Directions – Reproduce the lines of the material exactly, excluding every image.

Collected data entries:
○ ○ ○

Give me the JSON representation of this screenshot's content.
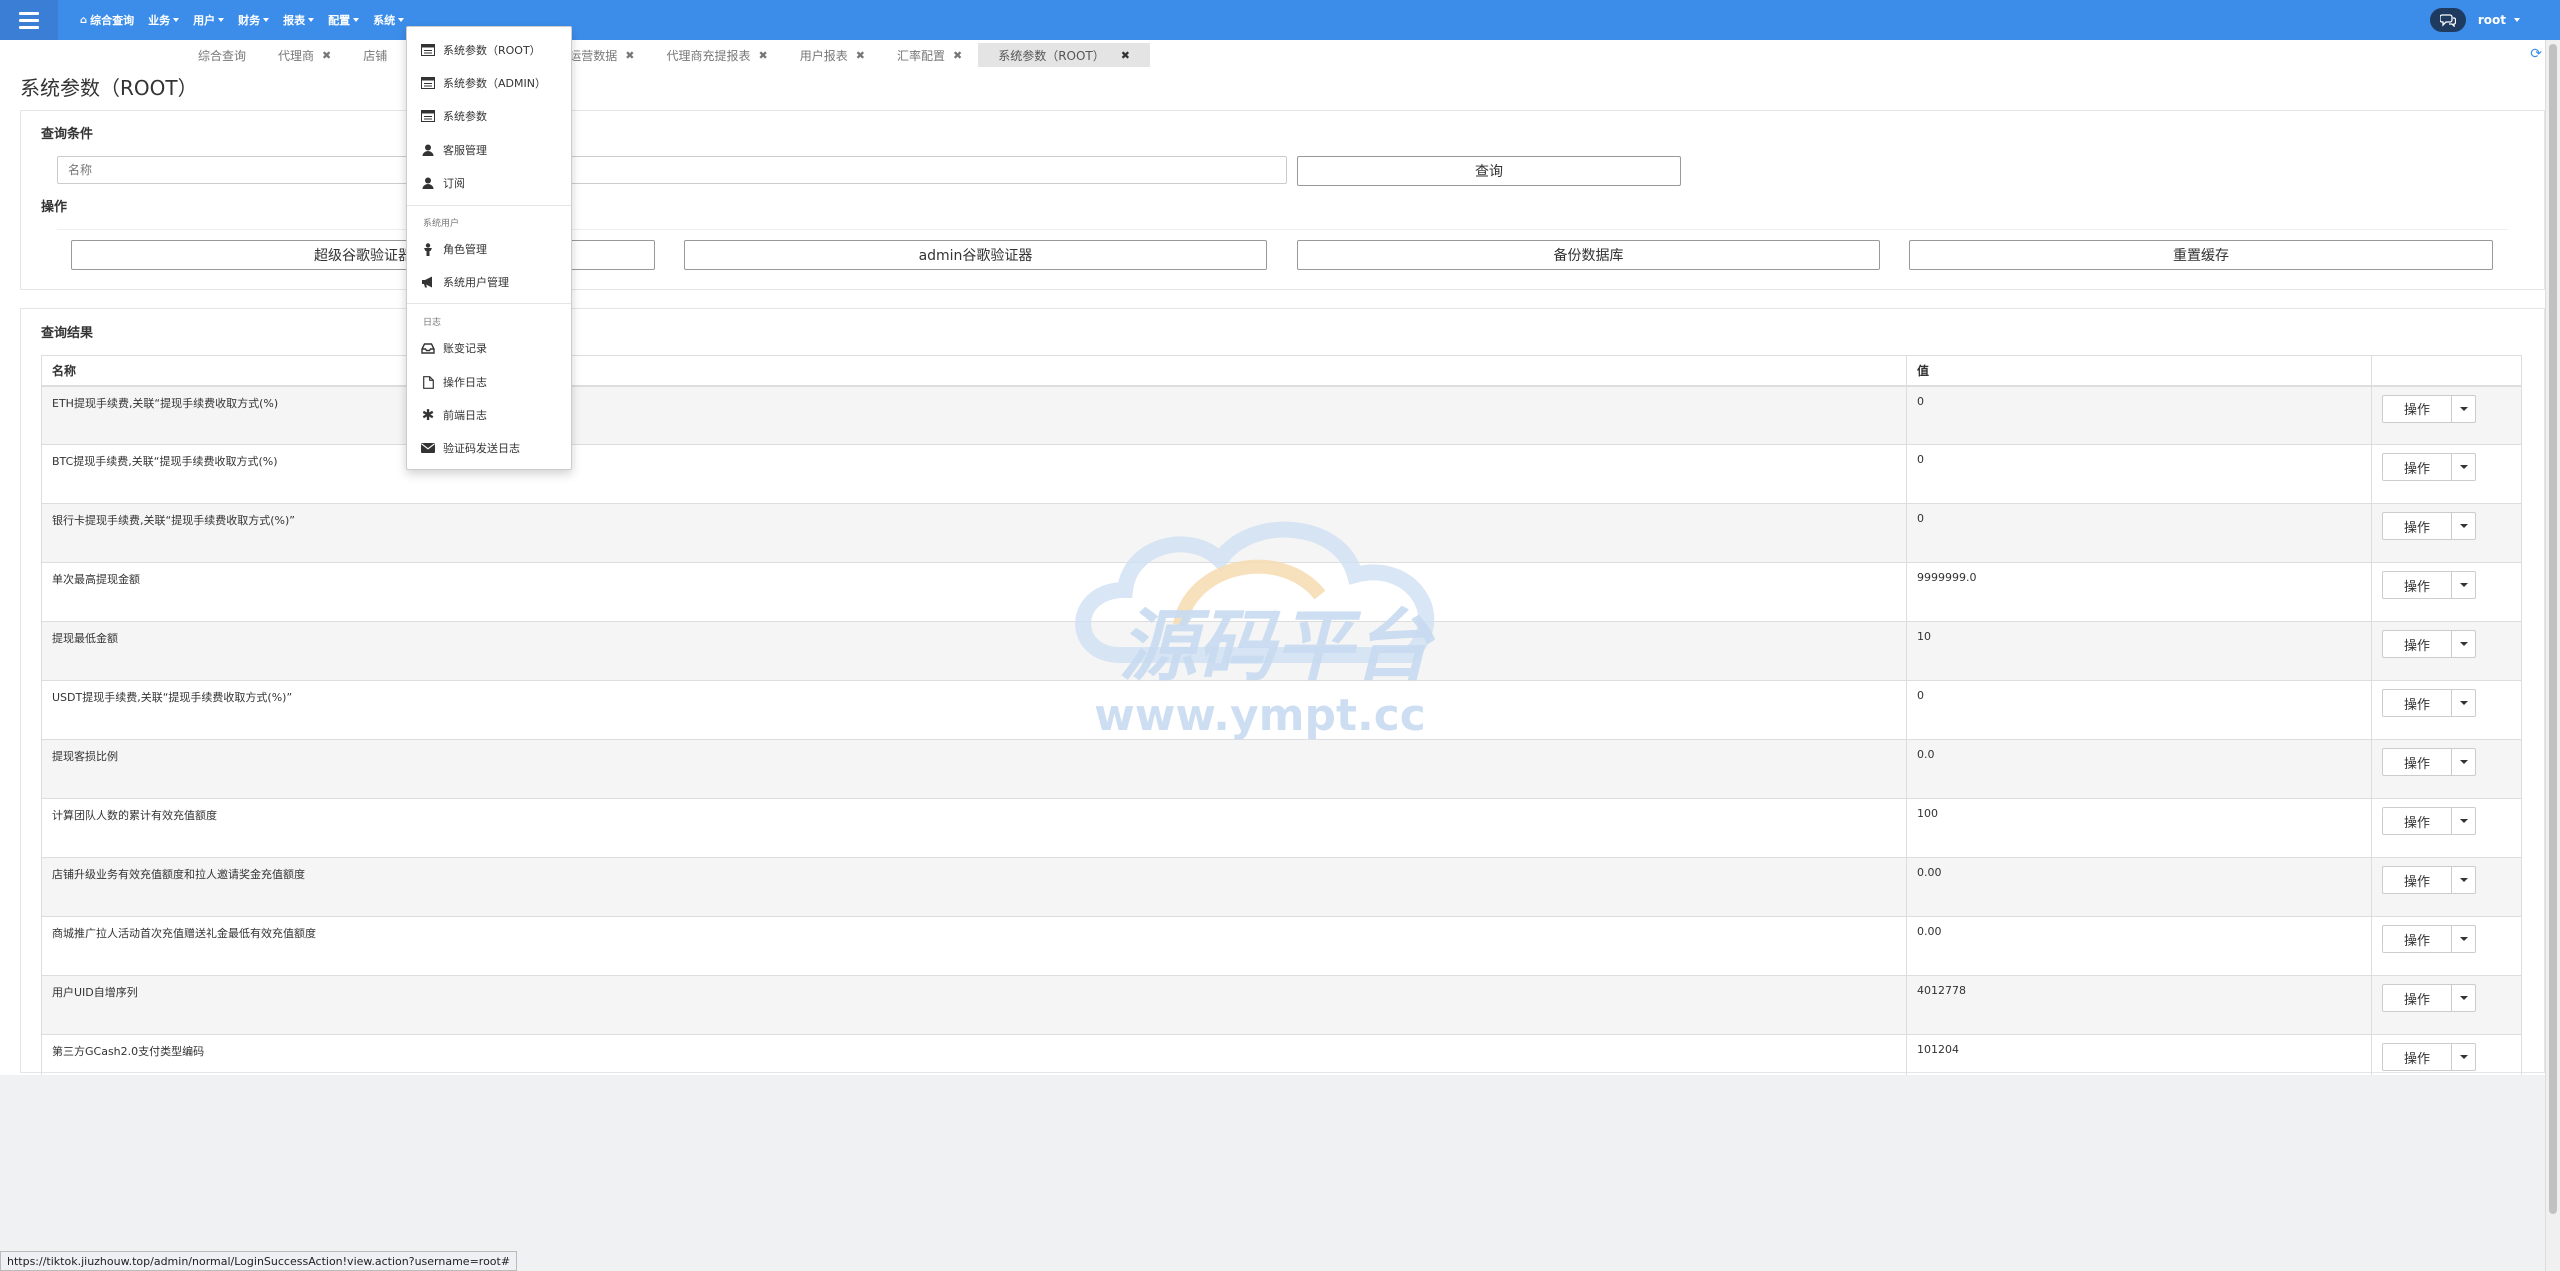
{
  "navbar": {
    "items": [
      {
        "label": "综合查询",
        "icon": "home-icon",
        "caret": false
      },
      {
        "label": "业务",
        "caret": true
      },
      {
        "label": "用户",
        "caret": true
      },
      {
        "label": "财务",
        "caret": true
      },
      {
        "label": "报表",
        "caret": true
      },
      {
        "label": "配置",
        "caret": true
      },
      {
        "label": "系统",
        "caret": true
      }
    ],
    "user": "root"
  },
  "tabs": [
    {
      "label": "综合查询",
      "closable": false
    },
    {
      "label": "代理商",
      "closable": true
    },
    {
      "label": "店铺",
      "closable": true
    },
    {
      "label": "运营数据",
      "closable": true
    },
    {
      "label": "代理商充提报表",
      "closable": true
    },
    {
      "label": "用户报表",
      "closable": true
    },
    {
      "label": "汇率配置",
      "closable": true
    },
    {
      "label": "系统参数（ROOT）",
      "closable": true,
      "active": true
    }
  ],
  "page_title": "系统参数（ROOT）",
  "query": {
    "title": "查询条件",
    "name_placeholder": "名称",
    "search_label": "查询",
    "ops_title": "操作",
    "buttons": [
      "超级谷歌验证器",
      "admin谷歌验证器",
      "备份数据库",
      "重置缓存"
    ]
  },
  "results": {
    "title": "查询结果",
    "columns": [
      "名称",
      "值",
      ""
    ],
    "op_label": "操作",
    "rows": [
      {
        "name": "ETH提现手续费,关联“提现手续费收取方式(%)",
        "value": "0"
      },
      {
        "name": "BTC提现手续费,关联“提现手续费收取方式(%)",
        "value": "0"
      },
      {
        "name": "银行卡提现手续费,关联“提现手续费收取方式(%)”",
        "value": "0"
      },
      {
        "name": "单次最高提现金额",
        "value": "9999999.0"
      },
      {
        "name": "提现最低金额",
        "value": "10"
      },
      {
        "name": "USDT提现手续费,关联“提现手续费收取方式(%)”",
        "value": "0"
      },
      {
        "name": "提现客损比例",
        "value": "0.0"
      },
      {
        "name": "计算团队人数的累计有效充值额度",
        "value": "100"
      },
      {
        "name": "店铺升级业务有效充值额度和拉人邀请奖金充值额度",
        "value": "0.00"
      },
      {
        "name": "商城推广拉人活动首次充值赠送礼金最低有效充值额度",
        "value": "0.00"
      },
      {
        "name": "用户UID自增序列",
        "value": "4012778"
      },
      {
        "name": "第三方GCash2.0支付类型编码",
        "value": "101204"
      }
    ]
  },
  "dropdown": {
    "items_top": [
      {
        "label": "系统参数（ROOT）",
        "icon": "list-icon"
      },
      {
        "label": "系统参数（ADMIN）",
        "icon": "list-icon"
      },
      {
        "label": "系统参数",
        "icon": "list-icon"
      },
      {
        "label": "客服管理",
        "icon": "user-icon"
      },
      {
        "label": "订阅",
        "icon": "user-icon"
      }
    ],
    "header_system_users": "系统用户",
    "items_users": [
      {
        "label": "角色管理",
        "icon": "role-icon"
      },
      {
        "label": "系统用户管理",
        "icon": "megaphone-icon"
      }
    ],
    "header_logs": "日志",
    "items_logs": [
      {
        "label": "账变记录",
        "icon": "inbox-icon"
      },
      {
        "label": "操作日志",
        "icon": "file-icon"
      },
      {
        "label": "前端日志",
        "icon": "asterisk-icon"
      },
      {
        "label": "验证码发送日志",
        "icon": "envelope-icon"
      }
    ]
  },
  "watermark": {
    "line1": "源码平台",
    "line2": "www.ympt.cc"
  },
  "status_url": "https://tiktok.jiuzhouw.top/admin/normal/LoginSuccessAction!view.action?username=root#",
  "colors": {
    "navbar": "#3c8dea",
    "accent": "#3c8dea"
  }
}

○ ○ ○

Task answer –
Give me the JSON representation of this screenshot's content.
{
  "navbar": {
    "items": [
      {
        "label": "综合查询",
        "icon": "home-icon",
        "caret": false
      },
      {
        "label": "业务",
        "caret": true
      },
      {
        "label": "用户",
        "caret": true
      },
      {
        "label": "财务",
        "caret": true
      },
      {
        "label": "报表",
        "caret": true
      },
      {
        "label": "配置",
        "caret": true
      },
      {
        "label": "系统",
        "caret": true
      }
    ],
    "user": "root"
  },
  "tabs": [
    {
      "label": "综合查询",
      "closable": false
    },
    {
      "label": "代理商",
      "closable": true
    },
    {
      "label": "店铺",
      "closable": true
    },
    {
      "label": "运营数据",
      "closable": true
    },
    {
      "label": "代理商充提报表",
      "closable": true
    },
    {
      "label": "用户报表",
      "closable": true
    },
    {
      "label": "汇率配置",
      "closable": true
    },
    {
      "label": "系统参数（ROOT）",
      "closable": true,
      "active": true
    }
  ],
  "page_title": "系统参数（ROOT）",
  "query": {
    "title": "查询条件",
    "name_placeholder": "名称",
    "search_label": "查询",
    "ops_title": "操作",
    "buttons": [
      "超级谷歌验证器",
      "admin谷歌验证器",
      "备份数据库",
      "重置缓存"
    ]
  },
  "results": {
    "title": "查询结果",
    "columns": [
      "名称",
      "值",
      ""
    ],
    "op_label": "操作",
    "rows": [
      {
        "name": "ETH提现手续费,关联“提现手续费收取方式(%)",
        "value": "0"
      },
      {
        "name": "BTC提现手续费,关联“提现手续费收取方式(%)",
        "value": "0"
      },
      {
        "name": "银行卡提现手续费,关联“提现手续费收取方式(%)”",
        "value": "0"
      },
      {
        "name": "单次最高提现金额",
        "value": "9999999.0"
      },
      {
        "name": "提现最低金额",
        "value": "10"
      },
      {
        "name": "USDT提现手续费,关联“提现手续费收取方式(%)”",
        "value": "0"
      },
      {
        "name": "提现客损比例",
        "value": "0.0"
      },
      {
        "name": "计算团队人数的累计有效充值额度",
        "value": "100"
      },
      {
        "name": "店铺升级业务有效充值额度和拉人邀请奖金充值额度",
        "value": "0.00"
      },
      {
        "name": "商城推广拉人活动首次充值赠送礼金最低有效充值额度",
        "value": "0.00"
      },
      {
        "name": "用户UID自增序列",
        "value": "4012778"
      },
      {
        "name": "第三方GCash2.0支付类型编码",
        "value": "101204"
      }
    ]
  },
  "dropdown": {
    "items_top": [
      {
        "label": "系统参数（ROOT）",
        "icon": "list-icon"
      },
      {
        "label": "系统参数（ADMIN）",
        "icon": "list-icon"
      },
      {
        "label": "系统参数",
        "icon": "list-icon"
      },
      {
        "label": "客服管理",
        "icon": "user-icon"
      },
      {
        "label": "订阅",
        "icon": "user-icon"
      }
    ],
    "header_system_users": "系统用户",
    "items_users": [
      {
        "label": "角色管理",
        "icon": "role-icon"
      },
      {
        "label": "系统用户管理",
        "icon": "megaphone-icon"
      }
    ],
    "header_logs": "日志",
    "items_logs": [
      {
        "label": "账变记录",
        "icon": "inbox-icon"
      },
      {
        "label": "操作日志",
        "icon": "file-icon"
      },
      {
        "label": "前端日志",
        "icon": "asterisk-icon"
      },
      {
        "label": "验证码发送日志",
        "icon": "envelope-icon"
      }
    ]
  },
  "watermark": {
    "line1": "源码平台",
    "line2": "www.ympt.cc"
  },
  "status_url": "https://tiktok.jiuzhouw.top/admin/normal/LoginSuccessAction!view.action?username=root#",
  "colors": {
    "navbar": "#3c8dea",
    "accent": "#3c8dea"
  }
}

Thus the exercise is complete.